SUPPLIED INFORMATION »
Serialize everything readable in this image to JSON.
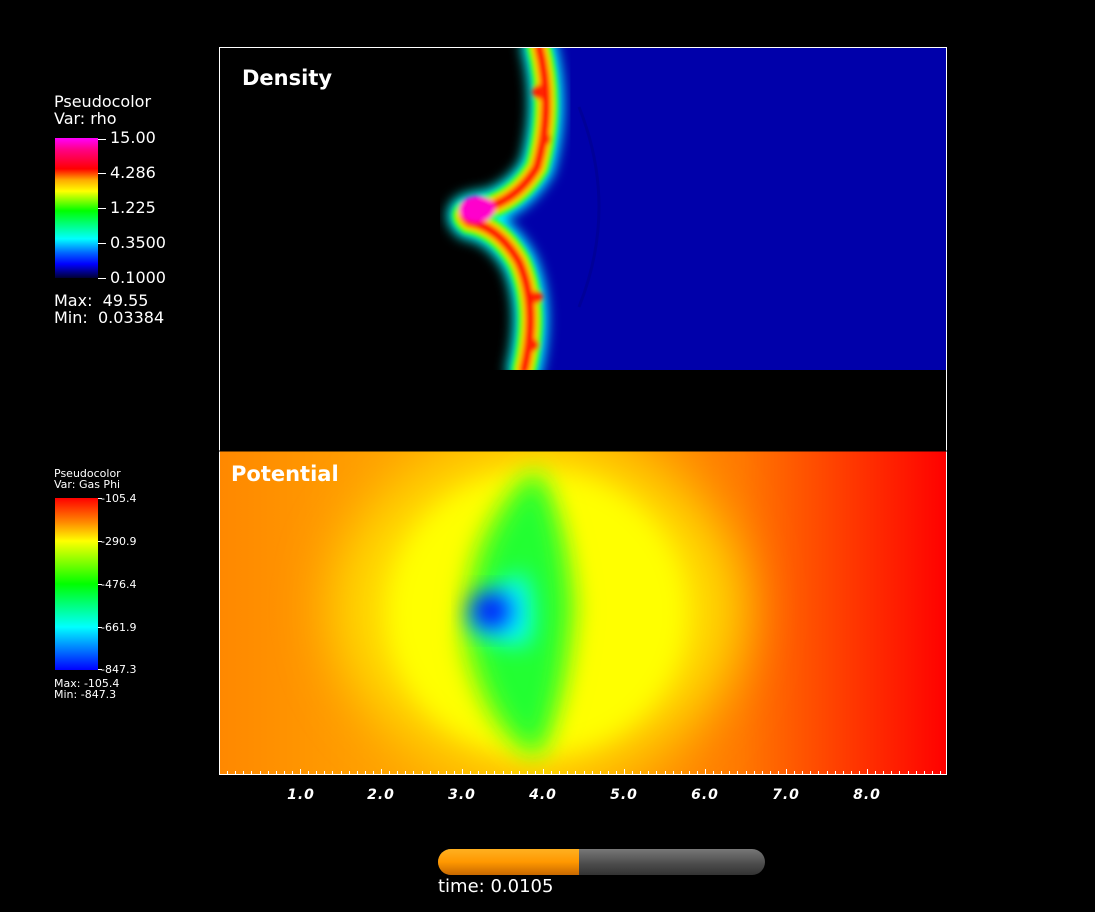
{
  "density": {
    "panel_label": "Density",
    "legend": {
      "title1": "Pseudocolor",
      "title2": "Var: rho",
      "ticks": [
        "15.00",
        "4.286",
        "1.225",
        "0.3500",
        "0.1000"
      ],
      "max": "Max:  49.55",
      "min": "Min:  0.03384"
    }
  },
  "potential": {
    "panel_label": "Potential",
    "legend": {
      "title1": "Pseudocolor",
      "title2": "Var: Gas Phi",
      "ticks": [
        "-105.4",
        "-290.9",
        "-476.4",
        "-661.9",
        "-847.3"
      ],
      "max": "Max: -105.4",
      "min": "Min: -847.3"
    }
  },
  "x_axis": {
    "labels": [
      "1.0",
      "2.0",
      "3.0",
      "4.0",
      "5.0",
      "6.0",
      "7.0",
      "8.0"
    ]
  },
  "time": {
    "label": "time: 0.0105",
    "progress": 0.43
  },
  "colors": {
    "background": "#000000",
    "density_background": "#0000aa",
    "progress_fill": "#ff9800",
    "progress_track": "#555555"
  }
}
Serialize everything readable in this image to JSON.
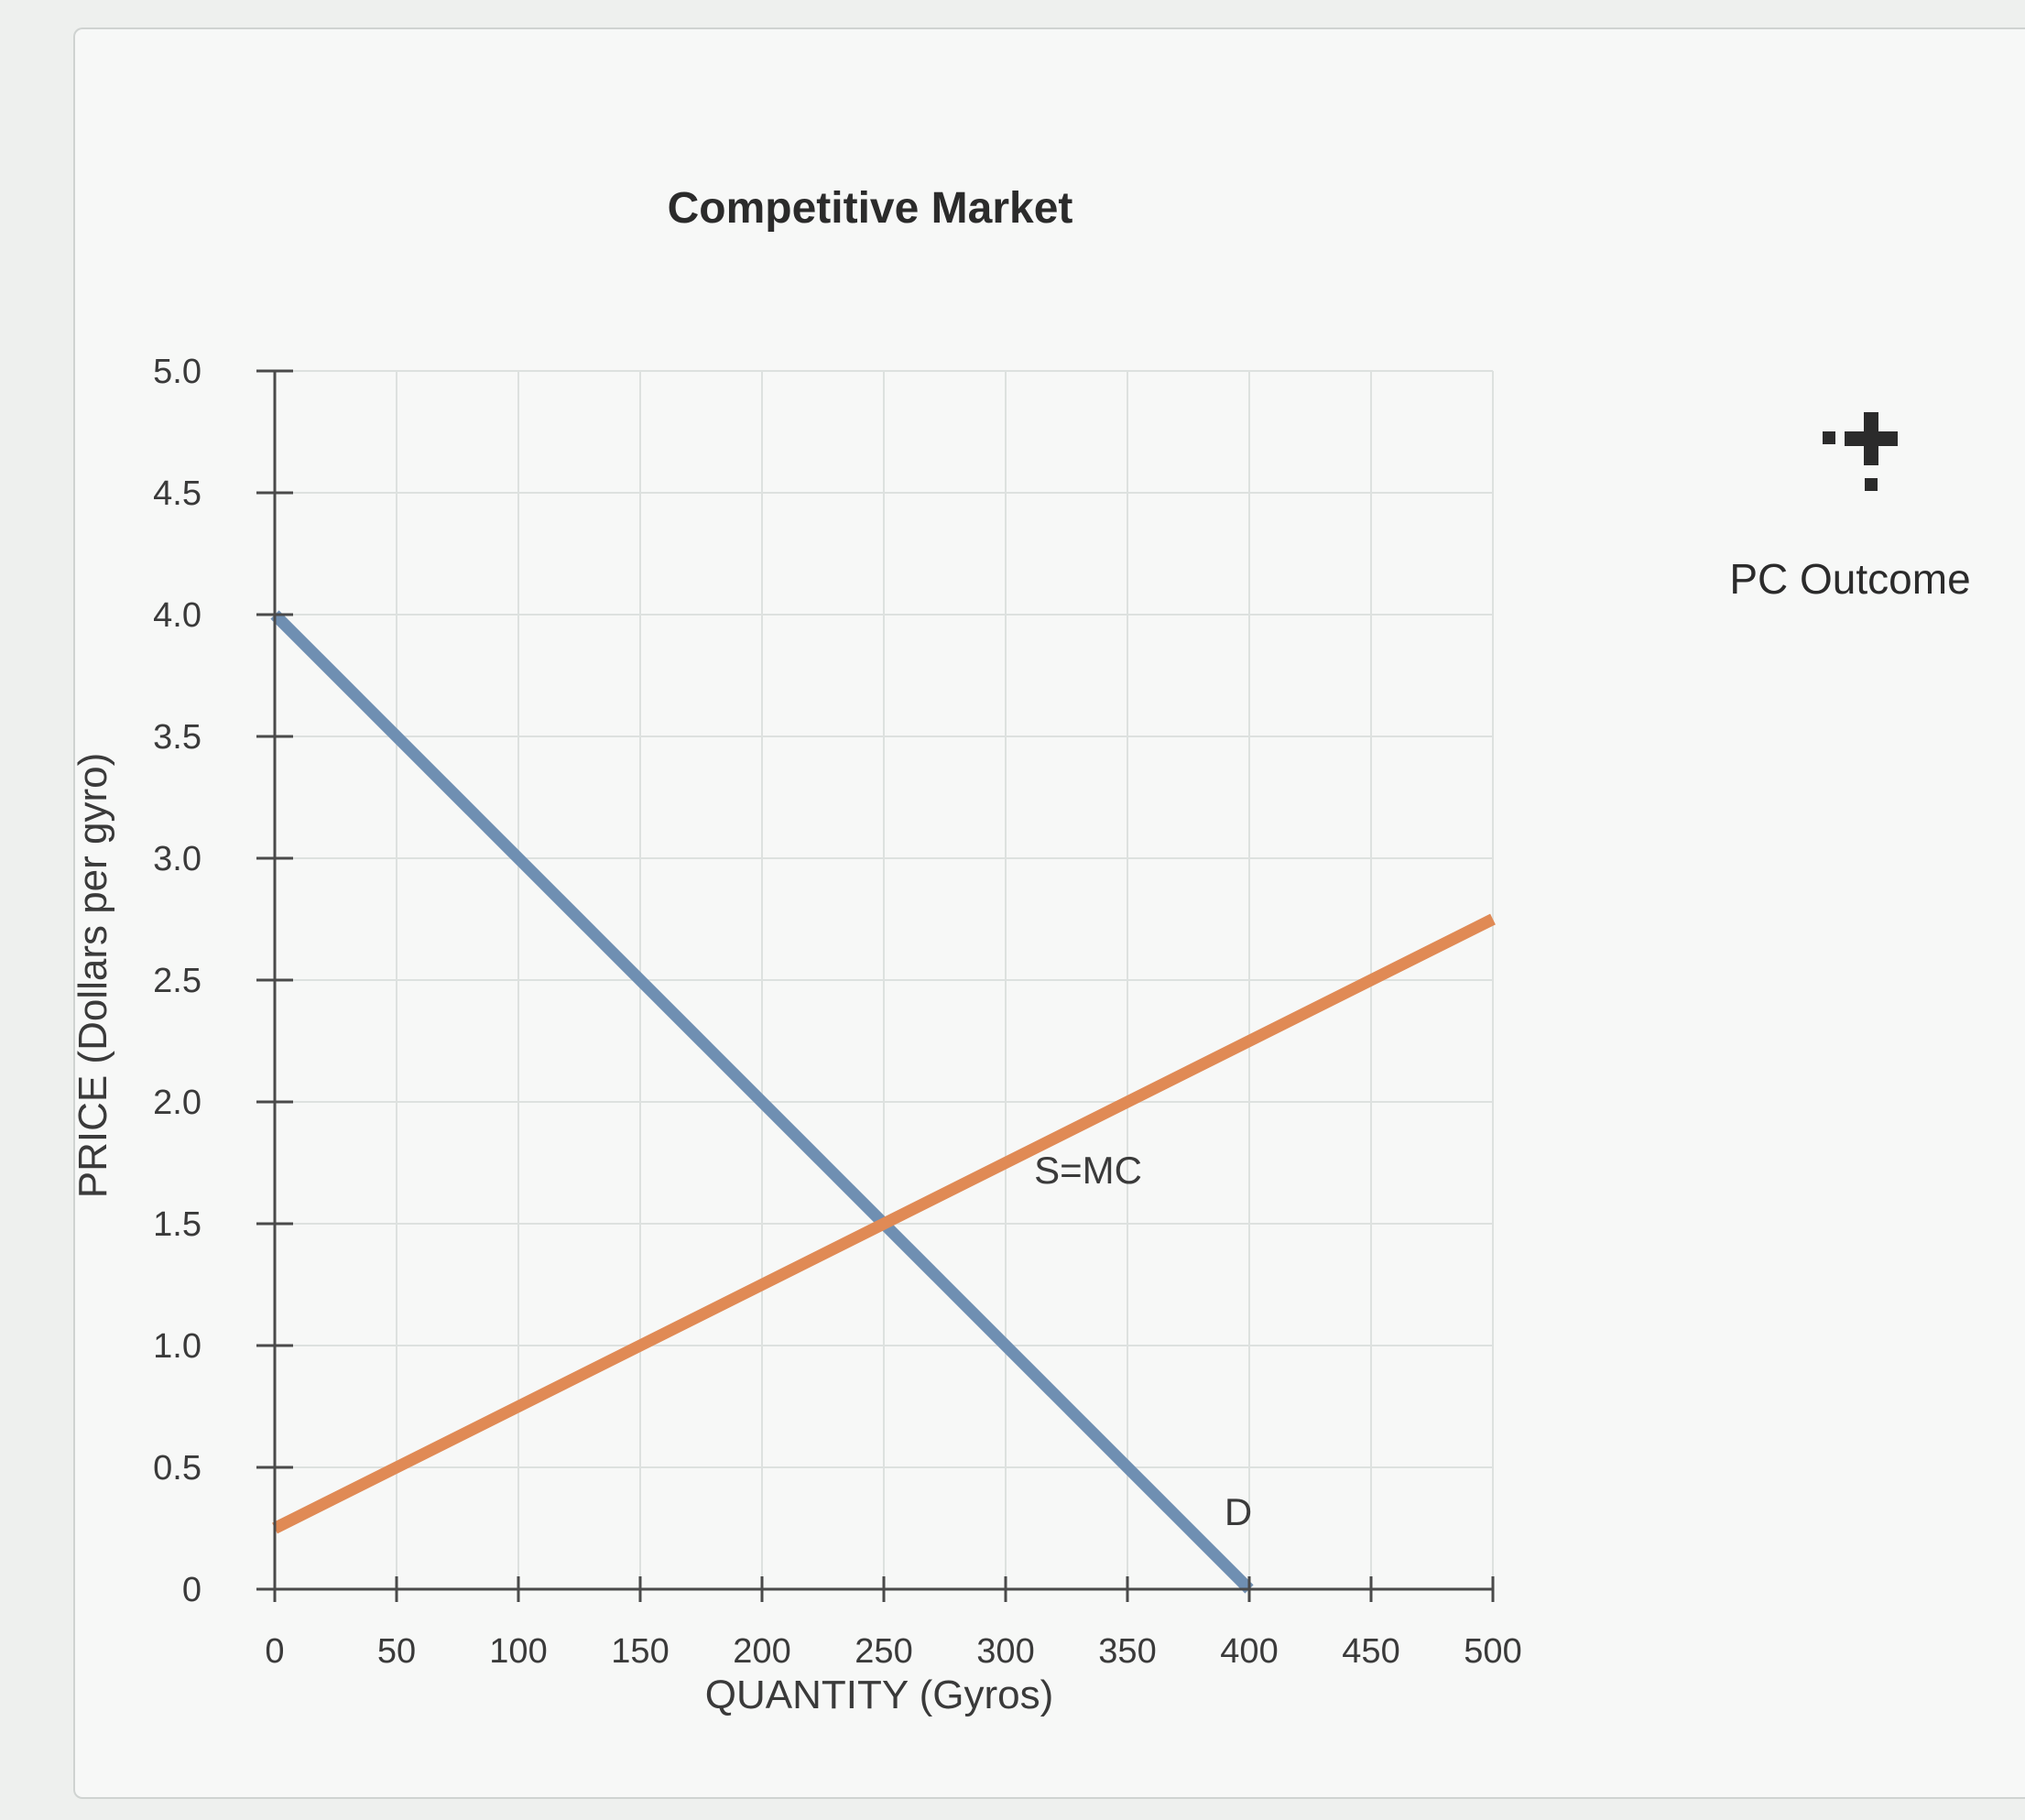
{
  "chart_data": {
    "type": "line",
    "title": "Competitive Market",
    "xlabel": "QUANTITY (Gyros)",
    "ylabel": "PRICE (Dollars per gyro)",
    "xlim": [
      0,
      500
    ],
    "ylim": [
      0,
      5
    ],
    "x_ticks": [
      0,
      50,
      100,
      150,
      200,
      250,
      300,
      350,
      400,
      450,
      500
    ],
    "y_ticks": [
      0,
      0.5,
      1.0,
      1.5,
      2.0,
      2.5,
      3.0,
      3.5,
      4.0,
      4.5,
      5.0
    ],
    "x_tick_labels": [
      "0",
      "50",
      "100",
      "150",
      "200",
      "250",
      "300",
      "350",
      "400",
      "450",
      "500"
    ],
    "y_tick_labels": [
      "0",
      "0.5",
      "1.0",
      "1.5",
      "2.0",
      "2.5",
      "3.0",
      "3.5",
      "4.0",
      "4.5",
      "5.0"
    ],
    "grid": true,
    "series": [
      {
        "name": "D",
        "color": "#6f8fb2",
        "x": [
          0,
          400
        ],
        "y": [
          4.0,
          0
        ]
      },
      {
        "name": "S=MC",
        "color": "#e08a55",
        "x": [
          0,
          500
        ],
        "y": [
          0.25,
          2.75
        ]
      }
    ]
  },
  "tool": {
    "icon": "plus-cross-icon",
    "label": "PC Outcome"
  }
}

TO DO » Would you return the data exactly as written, without the pictures?

EXERCISE RESPONSE »
Serialize everything readable in this image to JSON.
{
  "density": {
    "panel_label": "Density",
    "legend": {
      "title1": "Pseudocolor",
      "title2": "Var: rho",
      "ticks": [
        "15.00",
        "4.286",
        "1.225",
        "0.3500",
        "0.1000"
      ],
      "max": "Max:  49.55",
      "min": "Min:  0.03384"
    }
  },
  "potential": {
    "panel_label": "Potential",
    "legend": {
      "title1": "Pseudocolor",
      "title2": "Var: Gas Phi",
      "ticks": [
        "-105.4",
        "-290.9",
        "-476.4",
        "-661.9",
        "-847.3"
      ],
      "max": "Max: -105.4",
      "min": "Min: -847.3"
    }
  },
  "x_axis": {
    "labels": [
      "1.0",
      "2.0",
      "3.0",
      "4.0",
      "5.0",
      "6.0",
      "7.0",
      "8.0"
    ]
  },
  "time": {
    "label": "time: 0.0105",
    "progress": 0.43
  },
  "colors": {
    "background": "#000000",
    "density_background": "#0000aa",
    "progress_fill": "#ff9800",
    "progress_track": "#555555"
  }
}
Serialize everything readable in this image to JSON.
{
  "chart_data": {
    "type": "line",
    "title": "Competitive Market",
    "xlabel": "QUANTITY (Gyros)",
    "ylabel": "PRICE (Dollars per gyro)",
    "xlim": [
      0,
      500
    ],
    "ylim": [
      0,
      5
    ],
    "x_ticks": [
      0,
      50,
      100,
      150,
      200,
      250,
      300,
      350,
      400,
      450,
      500
    ],
    "y_ticks": [
      0,
      0.5,
      1.0,
      1.5,
      2.0,
      2.5,
      3.0,
      3.5,
      4.0,
      4.5,
      5.0
    ],
    "x_tick_labels": [
      "0",
      "50",
      "100",
      "150",
      "200",
      "250",
      "300",
      "350",
      "400",
      "450",
      "500"
    ],
    "y_tick_labels": [
      "0",
      "0.5",
      "1.0",
      "1.5",
      "2.0",
      "2.5",
      "3.0",
      "3.5",
      "4.0",
      "4.5",
      "5.0"
    ],
    "grid": true,
    "series": [
      {
        "name": "D",
        "color": "#6f8fb2",
        "x": [
          0,
          400
        ],
        "y": [
          4.0,
          0
        ]
      },
      {
        "name": "S=MC",
        "color": "#e08a55",
        "x": [
          0,
          500
        ],
        "y": [
          0.25,
          2.75
        ]
      }
    ]
  },
  "tool": {
    "icon": "plus-cross-icon",
    "label": "PC Outcome"
  }
}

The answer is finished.